**Written exercise:** Go through the records underneath and write each one out again exactly.

**Source data:**
** Start **

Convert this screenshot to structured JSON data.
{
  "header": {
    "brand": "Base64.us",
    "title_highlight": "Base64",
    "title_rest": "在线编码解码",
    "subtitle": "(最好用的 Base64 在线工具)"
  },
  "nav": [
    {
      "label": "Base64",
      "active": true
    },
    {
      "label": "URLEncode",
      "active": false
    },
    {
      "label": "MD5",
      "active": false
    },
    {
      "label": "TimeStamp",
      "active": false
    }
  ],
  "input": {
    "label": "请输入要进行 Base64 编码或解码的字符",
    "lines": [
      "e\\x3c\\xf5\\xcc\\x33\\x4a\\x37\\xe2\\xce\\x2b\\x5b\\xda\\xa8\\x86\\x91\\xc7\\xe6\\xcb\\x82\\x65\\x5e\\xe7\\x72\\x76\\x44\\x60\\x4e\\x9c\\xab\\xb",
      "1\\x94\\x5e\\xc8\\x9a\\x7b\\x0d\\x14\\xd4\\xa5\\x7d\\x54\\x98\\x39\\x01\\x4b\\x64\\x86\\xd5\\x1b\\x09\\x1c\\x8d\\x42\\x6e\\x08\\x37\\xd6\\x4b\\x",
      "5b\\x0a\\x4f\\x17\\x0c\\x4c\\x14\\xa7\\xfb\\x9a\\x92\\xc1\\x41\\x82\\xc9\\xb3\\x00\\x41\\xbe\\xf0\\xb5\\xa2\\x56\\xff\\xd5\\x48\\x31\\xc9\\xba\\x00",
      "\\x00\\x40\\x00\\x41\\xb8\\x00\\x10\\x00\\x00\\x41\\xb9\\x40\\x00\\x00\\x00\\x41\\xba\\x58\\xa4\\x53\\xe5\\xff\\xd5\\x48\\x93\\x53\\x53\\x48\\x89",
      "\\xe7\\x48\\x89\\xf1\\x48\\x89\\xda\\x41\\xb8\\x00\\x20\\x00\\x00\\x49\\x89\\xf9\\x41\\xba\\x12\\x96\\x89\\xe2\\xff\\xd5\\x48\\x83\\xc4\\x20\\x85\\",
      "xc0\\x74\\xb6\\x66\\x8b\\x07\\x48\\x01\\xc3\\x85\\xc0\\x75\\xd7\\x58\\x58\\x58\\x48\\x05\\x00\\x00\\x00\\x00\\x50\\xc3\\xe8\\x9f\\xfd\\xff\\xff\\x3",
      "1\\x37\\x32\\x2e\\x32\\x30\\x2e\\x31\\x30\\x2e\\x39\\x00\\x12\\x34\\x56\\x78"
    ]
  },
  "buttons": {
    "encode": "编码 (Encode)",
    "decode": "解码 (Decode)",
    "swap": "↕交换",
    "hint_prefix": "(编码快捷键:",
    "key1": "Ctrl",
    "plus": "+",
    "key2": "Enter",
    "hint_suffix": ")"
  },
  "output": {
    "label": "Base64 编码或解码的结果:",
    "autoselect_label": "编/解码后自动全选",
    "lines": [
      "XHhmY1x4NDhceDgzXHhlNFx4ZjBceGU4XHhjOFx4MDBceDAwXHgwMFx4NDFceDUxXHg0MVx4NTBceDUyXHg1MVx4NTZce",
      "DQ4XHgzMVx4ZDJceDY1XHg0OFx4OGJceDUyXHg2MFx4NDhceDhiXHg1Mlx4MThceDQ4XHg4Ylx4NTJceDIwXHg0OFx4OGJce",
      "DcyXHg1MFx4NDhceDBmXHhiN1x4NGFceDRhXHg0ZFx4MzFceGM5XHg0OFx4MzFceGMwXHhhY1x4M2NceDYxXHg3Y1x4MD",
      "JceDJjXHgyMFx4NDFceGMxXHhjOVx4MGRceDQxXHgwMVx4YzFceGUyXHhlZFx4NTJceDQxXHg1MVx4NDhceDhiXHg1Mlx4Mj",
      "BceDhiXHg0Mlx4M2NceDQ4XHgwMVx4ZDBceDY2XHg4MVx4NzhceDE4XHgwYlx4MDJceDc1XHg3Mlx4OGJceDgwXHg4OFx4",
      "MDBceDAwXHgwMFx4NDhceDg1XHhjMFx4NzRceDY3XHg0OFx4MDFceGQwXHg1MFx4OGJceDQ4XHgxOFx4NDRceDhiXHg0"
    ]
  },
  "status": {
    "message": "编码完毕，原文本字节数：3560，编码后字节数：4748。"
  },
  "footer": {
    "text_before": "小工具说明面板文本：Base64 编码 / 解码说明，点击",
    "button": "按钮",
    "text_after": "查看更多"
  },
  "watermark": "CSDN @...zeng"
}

** End **

**Solution to the exercise:**
Convert this screenshot to structured JSON data.
{
  "header": {
    "brand": "Base64.us",
    "title_highlight": "Base64",
    "title_rest": "在线编码解码",
    "subtitle": "(最好用的 Base64 在线工具)"
  },
  "nav": [
    {
      "label": "Base64",
      "active": true
    },
    {
      "label": "URLEncode",
      "active": false
    },
    {
      "label": "MD5",
      "active": false
    },
    {
      "label": "TimeStamp",
      "active": false
    }
  ],
  "input": {
    "label": "请输入要进行 Base64 编码或解码的字符",
    "lines": [
      "e\\x3c\\xf5\\xcc\\x33\\x4a\\x37\\xe2\\xce\\x2b\\x5b\\xda\\xa8\\x86\\x91\\xc7\\xe6\\xcb\\x82\\x65\\x5e\\xe7\\x72\\x76\\x44\\x60\\x4e\\x9c\\xab\\xb",
      "1\\x94\\x5e\\xc8\\x9a\\x7b\\x0d\\x14\\xd4\\xa5\\x7d\\x54\\x98\\x39\\x01\\x4b\\x64\\x86\\xd5\\x1b\\x09\\x1c\\x8d\\x42\\x6e\\x08\\x37\\xd6\\x4b\\x",
      "5b\\x0a\\x4f\\x17\\x0c\\x4c\\x14\\xa7\\xfb\\x9a\\x92\\xc1\\x41\\x82\\xc9\\xb3\\x00\\x41\\xbe\\xf0\\xb5\\xa2\\x56\\xff\\xd5\\x48\\x31\\xc9\\xba\\x00",
      "\\x00\\x40\\x00\\x41\\xb8\\x00\\x10\\x00\\x00\\x41\\xb9\\x40\\x00\\x00\\x00\\x41\\xba\\x58\\xa4\\x53\\xe5\\xff\\xd5\\x48\\x93\\x53\\x53\\x48\\x89",
      "\\xe7\\x48\\x89\\xf1\\x48\\x89\\xda\\x41\\xb8\\x00\\x20\\x00\\x00\\x49\\x89\\xf9\\x41\\xba\\x12\\x96\\x89\\xe2\\xff\\xd5\\x48\\x83\\xc4\\x20\\x85\\",
      "xc0\\x74\\xb6\\x66\\x8b\\x07\\x48\\x01\\xc3\\x85\\xc0\\x75\\xd7\\x58\\x58\\x58\\x48\\x05\\x00\\x00\\x00\\x00\\x50\\xc3\\xe8\\x9f\\xfd\\xff\\xff\\x3",
      "1\\x37\\x32\\x2e\\x32\\x30\\x2e\\x31\\x30\\x2e\\x39\\x00\\x12\\x34\\x56\\x78"
    ]
  },
  "buttons": {
    "encode": "编码 (Encode)",
    "decode": "解码 (Decode)",
    "swap": "↕交换",
    "hint_prefix": "(编码快捷键:",
    "key1": "Ctrl",
    "plus": "+",
    "key2": "Enter",
    "hint_suffix": ")"
  },
  "output": {
    "label": "Base64 编码或解码的结果:",
    "autoselect_label": "编/解码后自动全选",
    "lines": [
      "XHhmY1x4NDhceDgzXHhlNFx4ZjBceGU4XHhjOFx4MDBceDAwXHgwMFx4NDFceDUxXHg0MVx4NTBceDUyXHg1MVx4NTZce",
      "DQ4XHgzMVx4ZDJceDY1XHg0OFx4OGJceDUyXHg2MFx4NDhceDhiXHg1Mlx4MThceDQ4XHg4Ylx4NTJceDIwXHg0OFx4OGJce",
      "DcyXHg1MFx4NDhceDBmXHhiN1x4NGFceDRhXHg0ZFx4MzFceGM5XHg0OFx4MzFceGMwXHhhY1x4M2NceDYxXHg3Y1x4MD",
      "JceDJjXHgyMFx4NDFceGMxXHhjOVx4MGRceDQxXHgwMVx4YzFceGUyXHhlZFx4NTJceDQxXHg1MVx4NDhceDhiXHg1Mlx4Mj",
      "BceDhiXHg0Mlx4M2NceDQ4XHgwMVx4ZDBceDY2XHg4MVx4NzhceDE4XHgwYlx4MDJceDc1XHg3Mlx4OGJceDgwXHg4OFx4",
      "MDBceDAwXHgwMFx4NDhceDg1XHhjMFx4NzRceDY3XHg0OFx4MDFceGQwXHg1MFx4OGJceDQ4XHgxOFx4NDRceDhiXHg0"
    ]
  },
  "status": {
    "message": "编码完毕，原文本字节数：3560，编码后字节数：4748。"
  },
  "footer": {
    "text_before": "小工具说明面板文本：Base64 编码 / 解码说明，点击",
    "button": "按钮",
    "text_after": "查看更多"
  },
  "watermark": "CSDN @...zeng"
}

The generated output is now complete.